Collected data:

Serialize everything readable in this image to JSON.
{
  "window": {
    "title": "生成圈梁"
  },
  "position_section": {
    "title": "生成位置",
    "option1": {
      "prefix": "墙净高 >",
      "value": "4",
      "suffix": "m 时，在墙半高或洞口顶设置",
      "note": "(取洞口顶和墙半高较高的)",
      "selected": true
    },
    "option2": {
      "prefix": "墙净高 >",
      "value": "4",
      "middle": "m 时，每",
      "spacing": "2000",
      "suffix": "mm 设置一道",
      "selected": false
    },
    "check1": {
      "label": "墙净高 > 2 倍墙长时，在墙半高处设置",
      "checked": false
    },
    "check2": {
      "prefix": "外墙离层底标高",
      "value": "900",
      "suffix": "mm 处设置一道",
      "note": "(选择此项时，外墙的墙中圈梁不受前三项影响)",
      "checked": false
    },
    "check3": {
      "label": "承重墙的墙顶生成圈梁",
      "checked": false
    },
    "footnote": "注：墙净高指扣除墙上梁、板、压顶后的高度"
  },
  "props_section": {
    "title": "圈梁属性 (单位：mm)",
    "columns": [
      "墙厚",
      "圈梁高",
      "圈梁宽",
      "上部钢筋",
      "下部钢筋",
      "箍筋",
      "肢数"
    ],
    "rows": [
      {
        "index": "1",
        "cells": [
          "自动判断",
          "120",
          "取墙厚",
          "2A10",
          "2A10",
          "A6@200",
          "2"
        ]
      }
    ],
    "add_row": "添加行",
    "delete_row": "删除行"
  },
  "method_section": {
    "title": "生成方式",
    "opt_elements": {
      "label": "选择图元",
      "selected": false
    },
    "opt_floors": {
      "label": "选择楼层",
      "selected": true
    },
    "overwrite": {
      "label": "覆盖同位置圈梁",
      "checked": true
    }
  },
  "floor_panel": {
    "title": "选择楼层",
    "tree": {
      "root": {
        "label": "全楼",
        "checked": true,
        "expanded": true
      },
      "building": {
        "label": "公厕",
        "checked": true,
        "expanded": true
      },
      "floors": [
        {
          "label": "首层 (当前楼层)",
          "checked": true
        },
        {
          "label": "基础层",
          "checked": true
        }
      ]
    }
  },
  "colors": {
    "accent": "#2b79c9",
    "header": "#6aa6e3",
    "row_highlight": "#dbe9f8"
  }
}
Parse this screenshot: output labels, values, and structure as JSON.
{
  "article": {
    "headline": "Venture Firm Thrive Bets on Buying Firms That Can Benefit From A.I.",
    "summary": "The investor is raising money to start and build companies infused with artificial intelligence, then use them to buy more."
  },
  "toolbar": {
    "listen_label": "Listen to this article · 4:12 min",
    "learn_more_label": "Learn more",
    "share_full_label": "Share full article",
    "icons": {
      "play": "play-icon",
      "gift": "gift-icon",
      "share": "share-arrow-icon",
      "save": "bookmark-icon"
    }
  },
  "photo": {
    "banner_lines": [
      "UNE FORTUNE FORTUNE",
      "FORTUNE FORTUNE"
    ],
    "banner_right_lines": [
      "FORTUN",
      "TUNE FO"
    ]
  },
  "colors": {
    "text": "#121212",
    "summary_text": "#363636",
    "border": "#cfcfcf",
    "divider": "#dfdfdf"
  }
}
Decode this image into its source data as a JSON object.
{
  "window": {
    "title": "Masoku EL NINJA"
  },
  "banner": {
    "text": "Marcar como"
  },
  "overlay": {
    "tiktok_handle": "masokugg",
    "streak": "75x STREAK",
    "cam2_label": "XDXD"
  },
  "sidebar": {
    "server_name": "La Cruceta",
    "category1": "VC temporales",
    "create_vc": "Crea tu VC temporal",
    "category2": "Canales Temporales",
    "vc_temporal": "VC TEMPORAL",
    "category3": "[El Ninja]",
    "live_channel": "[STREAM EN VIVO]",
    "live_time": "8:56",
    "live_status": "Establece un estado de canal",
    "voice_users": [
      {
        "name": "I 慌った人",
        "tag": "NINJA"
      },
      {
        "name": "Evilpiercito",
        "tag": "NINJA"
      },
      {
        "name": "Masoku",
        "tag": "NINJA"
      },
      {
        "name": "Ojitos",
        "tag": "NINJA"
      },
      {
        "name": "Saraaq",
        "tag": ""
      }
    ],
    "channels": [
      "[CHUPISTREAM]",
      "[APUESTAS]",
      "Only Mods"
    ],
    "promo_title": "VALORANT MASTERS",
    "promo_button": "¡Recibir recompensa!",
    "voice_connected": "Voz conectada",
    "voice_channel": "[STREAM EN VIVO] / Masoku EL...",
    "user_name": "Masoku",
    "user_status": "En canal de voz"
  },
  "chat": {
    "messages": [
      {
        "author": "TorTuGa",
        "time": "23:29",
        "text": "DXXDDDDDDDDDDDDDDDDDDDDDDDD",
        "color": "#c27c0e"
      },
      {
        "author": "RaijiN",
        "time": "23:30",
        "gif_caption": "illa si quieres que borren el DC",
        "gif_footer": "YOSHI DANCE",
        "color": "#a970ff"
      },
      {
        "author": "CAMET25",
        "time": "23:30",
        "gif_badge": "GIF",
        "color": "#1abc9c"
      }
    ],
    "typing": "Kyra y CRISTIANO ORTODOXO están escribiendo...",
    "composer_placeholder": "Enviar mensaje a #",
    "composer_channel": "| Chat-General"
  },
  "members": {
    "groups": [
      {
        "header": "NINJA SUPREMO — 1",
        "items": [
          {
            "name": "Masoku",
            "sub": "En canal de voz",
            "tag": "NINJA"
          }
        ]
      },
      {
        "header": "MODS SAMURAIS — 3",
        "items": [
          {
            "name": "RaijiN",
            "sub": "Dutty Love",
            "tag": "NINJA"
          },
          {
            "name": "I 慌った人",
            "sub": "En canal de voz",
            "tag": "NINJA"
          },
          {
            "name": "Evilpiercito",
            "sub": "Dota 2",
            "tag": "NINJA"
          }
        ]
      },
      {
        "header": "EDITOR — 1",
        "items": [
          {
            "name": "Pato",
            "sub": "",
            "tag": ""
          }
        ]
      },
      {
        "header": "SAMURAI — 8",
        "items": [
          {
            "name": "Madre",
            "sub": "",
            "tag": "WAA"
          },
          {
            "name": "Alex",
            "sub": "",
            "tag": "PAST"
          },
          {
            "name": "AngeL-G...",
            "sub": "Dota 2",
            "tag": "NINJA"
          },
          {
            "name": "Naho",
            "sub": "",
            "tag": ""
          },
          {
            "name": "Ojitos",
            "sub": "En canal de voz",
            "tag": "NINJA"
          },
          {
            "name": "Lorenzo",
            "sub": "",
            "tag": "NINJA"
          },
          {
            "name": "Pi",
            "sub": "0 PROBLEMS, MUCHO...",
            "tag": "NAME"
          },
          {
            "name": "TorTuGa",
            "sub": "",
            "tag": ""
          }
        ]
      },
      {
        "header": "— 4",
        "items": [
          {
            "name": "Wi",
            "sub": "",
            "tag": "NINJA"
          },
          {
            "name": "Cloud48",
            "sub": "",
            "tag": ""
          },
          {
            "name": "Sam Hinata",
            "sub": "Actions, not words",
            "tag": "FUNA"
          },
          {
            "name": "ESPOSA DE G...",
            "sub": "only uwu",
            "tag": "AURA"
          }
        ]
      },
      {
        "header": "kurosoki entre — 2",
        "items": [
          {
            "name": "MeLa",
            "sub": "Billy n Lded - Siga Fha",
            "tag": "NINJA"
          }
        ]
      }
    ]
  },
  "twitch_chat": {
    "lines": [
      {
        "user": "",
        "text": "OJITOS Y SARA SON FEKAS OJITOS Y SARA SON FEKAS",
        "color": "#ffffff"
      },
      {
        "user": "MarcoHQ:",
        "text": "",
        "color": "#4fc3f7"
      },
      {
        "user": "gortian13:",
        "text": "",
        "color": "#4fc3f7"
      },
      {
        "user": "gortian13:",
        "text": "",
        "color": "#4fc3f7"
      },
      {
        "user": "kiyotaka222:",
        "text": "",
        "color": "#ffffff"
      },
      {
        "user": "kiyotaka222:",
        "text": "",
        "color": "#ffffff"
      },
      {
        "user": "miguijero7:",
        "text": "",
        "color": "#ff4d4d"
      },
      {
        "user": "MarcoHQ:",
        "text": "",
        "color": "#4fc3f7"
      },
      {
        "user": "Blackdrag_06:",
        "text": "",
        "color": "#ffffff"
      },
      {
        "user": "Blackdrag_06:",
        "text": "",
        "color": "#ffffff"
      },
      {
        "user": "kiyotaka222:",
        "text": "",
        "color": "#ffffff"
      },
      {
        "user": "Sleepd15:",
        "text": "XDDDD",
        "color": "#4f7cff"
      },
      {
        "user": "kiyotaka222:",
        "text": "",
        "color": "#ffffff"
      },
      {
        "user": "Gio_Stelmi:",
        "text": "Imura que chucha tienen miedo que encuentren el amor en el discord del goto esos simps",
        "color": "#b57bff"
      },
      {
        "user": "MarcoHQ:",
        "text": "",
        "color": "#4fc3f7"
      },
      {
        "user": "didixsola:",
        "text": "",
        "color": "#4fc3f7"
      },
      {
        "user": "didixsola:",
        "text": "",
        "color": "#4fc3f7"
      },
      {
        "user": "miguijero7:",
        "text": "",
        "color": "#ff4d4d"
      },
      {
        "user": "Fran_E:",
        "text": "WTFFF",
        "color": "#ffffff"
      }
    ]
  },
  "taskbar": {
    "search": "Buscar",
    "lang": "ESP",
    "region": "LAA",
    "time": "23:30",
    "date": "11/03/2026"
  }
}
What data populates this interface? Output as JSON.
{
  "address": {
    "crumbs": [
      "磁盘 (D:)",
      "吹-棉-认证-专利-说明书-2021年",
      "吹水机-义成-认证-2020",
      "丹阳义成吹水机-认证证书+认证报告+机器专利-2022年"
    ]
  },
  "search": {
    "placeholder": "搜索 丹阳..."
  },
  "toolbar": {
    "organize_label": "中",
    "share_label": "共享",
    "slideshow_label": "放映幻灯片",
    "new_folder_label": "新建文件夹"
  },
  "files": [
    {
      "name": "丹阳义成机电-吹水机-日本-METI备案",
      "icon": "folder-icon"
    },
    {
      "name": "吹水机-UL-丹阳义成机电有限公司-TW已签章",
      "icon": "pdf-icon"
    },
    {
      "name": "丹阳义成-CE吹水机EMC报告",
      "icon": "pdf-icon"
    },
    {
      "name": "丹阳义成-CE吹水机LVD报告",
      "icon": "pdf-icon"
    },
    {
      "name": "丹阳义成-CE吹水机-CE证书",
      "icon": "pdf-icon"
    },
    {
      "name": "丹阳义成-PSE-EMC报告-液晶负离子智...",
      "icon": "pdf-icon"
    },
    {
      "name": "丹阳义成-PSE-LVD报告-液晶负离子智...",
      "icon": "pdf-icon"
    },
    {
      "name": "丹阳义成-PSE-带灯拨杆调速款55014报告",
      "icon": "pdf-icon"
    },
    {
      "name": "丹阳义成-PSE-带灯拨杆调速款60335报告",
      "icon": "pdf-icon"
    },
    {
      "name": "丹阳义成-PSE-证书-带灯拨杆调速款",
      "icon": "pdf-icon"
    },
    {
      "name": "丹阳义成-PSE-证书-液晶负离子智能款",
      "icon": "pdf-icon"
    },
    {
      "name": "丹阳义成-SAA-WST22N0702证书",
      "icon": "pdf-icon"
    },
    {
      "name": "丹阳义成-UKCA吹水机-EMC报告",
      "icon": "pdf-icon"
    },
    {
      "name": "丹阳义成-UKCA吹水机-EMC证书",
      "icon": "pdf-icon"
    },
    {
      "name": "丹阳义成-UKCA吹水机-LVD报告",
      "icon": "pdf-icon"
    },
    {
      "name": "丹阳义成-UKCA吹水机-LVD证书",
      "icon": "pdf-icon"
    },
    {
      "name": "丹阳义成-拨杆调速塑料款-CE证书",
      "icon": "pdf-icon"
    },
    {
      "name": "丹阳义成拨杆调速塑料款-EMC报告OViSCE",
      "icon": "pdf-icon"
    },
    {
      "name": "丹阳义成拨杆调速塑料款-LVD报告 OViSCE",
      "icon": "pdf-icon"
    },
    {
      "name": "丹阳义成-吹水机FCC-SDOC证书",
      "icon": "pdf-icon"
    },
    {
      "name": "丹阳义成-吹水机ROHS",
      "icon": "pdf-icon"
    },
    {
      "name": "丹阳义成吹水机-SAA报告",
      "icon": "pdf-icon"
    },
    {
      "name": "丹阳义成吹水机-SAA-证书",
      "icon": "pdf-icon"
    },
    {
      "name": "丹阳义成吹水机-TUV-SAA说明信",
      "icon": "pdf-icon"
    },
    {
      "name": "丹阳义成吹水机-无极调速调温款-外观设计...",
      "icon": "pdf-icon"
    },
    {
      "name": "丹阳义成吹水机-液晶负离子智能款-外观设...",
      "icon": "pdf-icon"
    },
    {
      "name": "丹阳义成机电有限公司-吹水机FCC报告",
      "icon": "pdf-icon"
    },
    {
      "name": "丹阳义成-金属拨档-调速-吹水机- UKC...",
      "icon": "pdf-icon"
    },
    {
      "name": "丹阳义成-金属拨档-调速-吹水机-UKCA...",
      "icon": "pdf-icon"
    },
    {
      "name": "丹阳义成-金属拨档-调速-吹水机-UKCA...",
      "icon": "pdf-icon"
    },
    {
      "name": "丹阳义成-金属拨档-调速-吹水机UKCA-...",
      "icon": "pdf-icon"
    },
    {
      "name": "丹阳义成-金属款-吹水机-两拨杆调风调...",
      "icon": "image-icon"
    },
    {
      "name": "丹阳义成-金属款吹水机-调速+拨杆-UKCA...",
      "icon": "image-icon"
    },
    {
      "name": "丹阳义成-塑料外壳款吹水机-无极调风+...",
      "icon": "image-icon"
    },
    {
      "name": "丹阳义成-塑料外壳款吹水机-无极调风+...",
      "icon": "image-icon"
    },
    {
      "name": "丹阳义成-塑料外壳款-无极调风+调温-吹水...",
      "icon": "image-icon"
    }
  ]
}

→ **What this task involves**
Look above for every line with the word "author" and copy it.

→ **Written reply**
        "author": "TorTuGa",
        "author": "RaijiN",
        "author": "CAMET25",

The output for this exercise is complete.